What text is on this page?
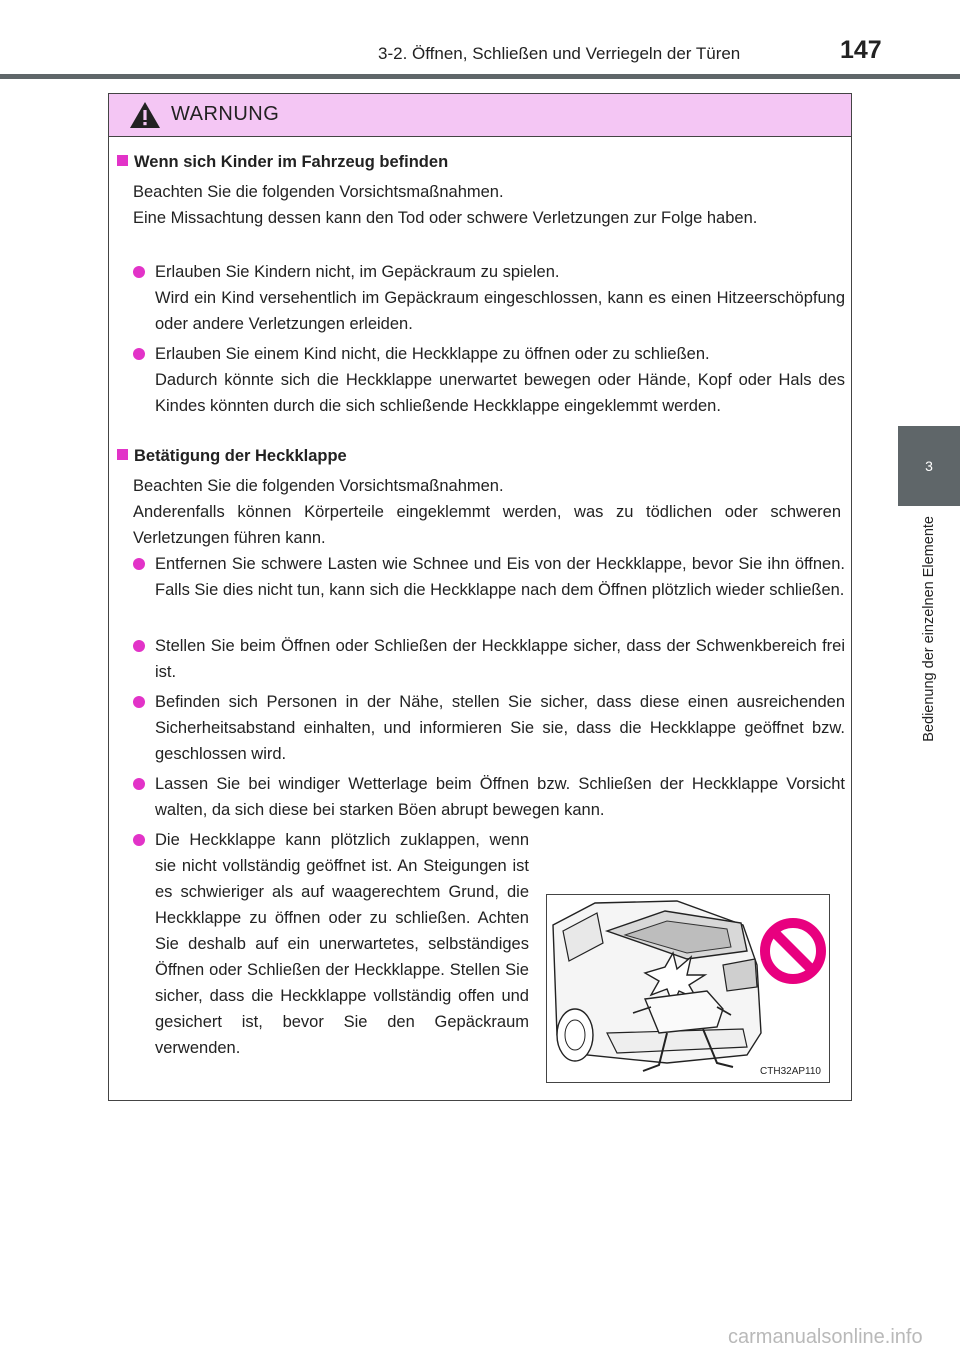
3-2. Öffnen, Schließen und Verriegeln der Türen	147
3
Bedienung der einzelnen Elemente
WARNUNG
Wenn sich Kinder im Fahrzeug befinden

Beachten Sie die folgenden Vorsichtsmaßnahmen.
Eine Missachtung dessen kann den Tod oder schwere Verletzungen zur Folge haben.

Erlauben Sie Kindern nicht, im Gepäckraum zu spielen.
Wird ein Kind versehentlich im Gepäckraum eingeschlossen, kann es einen Hitzeerschöpfung oder andere Verletzungen erleiden.

Erlauben Sie einem Kind nicht, die Heckklappe zu öffnen oder zu schließen.
Dadurch könnte sich die Heckklappe unerwartet bewegen oder Hände, Kopf oder Hals des Kindes könnten durch die sich schließende Heckklappe eingeklemmt werden.

Betätigung der Heckklappe

Beachten Sie die folgenden Vorsichtsmaßnahmen.
Anderenfalls können Körperteile eingeklemmt werden, was zu tödlichen oder schweren Verletzungen führen kann.

Entfernen Sie schwere Lasten wie Schnee und Eis von der Heckklappe, bevor Sie ihn öffnen. Falls Sie dies nicht tun, kann sich die Heckklappe nach dem Öffnen plötzlich wieder schließen.

Stellen Sie beim Öffnen oder Schließen der Heckklappe sicher, dass der Schwenkbereich frei ist.

Befinden sich Personen in der Nähe, stellen Sie sicher, dass diese einen ausreichenden Sicherheitsabstand einhalten, und informieren Sie sie, dass die Heckklappe geöffnet bzw. geschlossen wird.

Lassen Sie bei windiger Wetterlage beim Öffnen bzw. Schließen der Heckklappe Vorsicht walten, da sich diese bei starken Böen abrupt bewegen kann.

Die Heckklappe kann plötzlich zuklappen, wenn sie nicht vollständig geöffnet ist. An Steigungen ist es schwieriger als auf waagerechtem Grund, die Heckklappe zu öffnen oder zu schließen. Achten Sie deshalb auf ein unerwartetes, selbständiges Öffnen oder Schließen der Heckklappe. Stellen Sie sicher, dass die Heckklappe vollständig offen und gesichert ist, bevor Sie den Gepäckraum verwenden.

CTH32AP110
carmanualsonline.info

**TASK PROMPT:** Find each line holding the string "diese" and copy it out.

**CORRECT RESULT:**
Befinden sich Personen in der Nähe, stellen Sie sicher, dass diese einen ausreichenden Sicherheitsabstand einhalten, und informieren Sie sie, dass die Heckklappe geöffnet bzw. geschlossen wird.
Lassen Sie bei windiger Wetterlage beim Öffnen bzw. Schließen der Heckklappe Vorsicht walten, da sich diese bei starken Böen abrupt bewegen kann.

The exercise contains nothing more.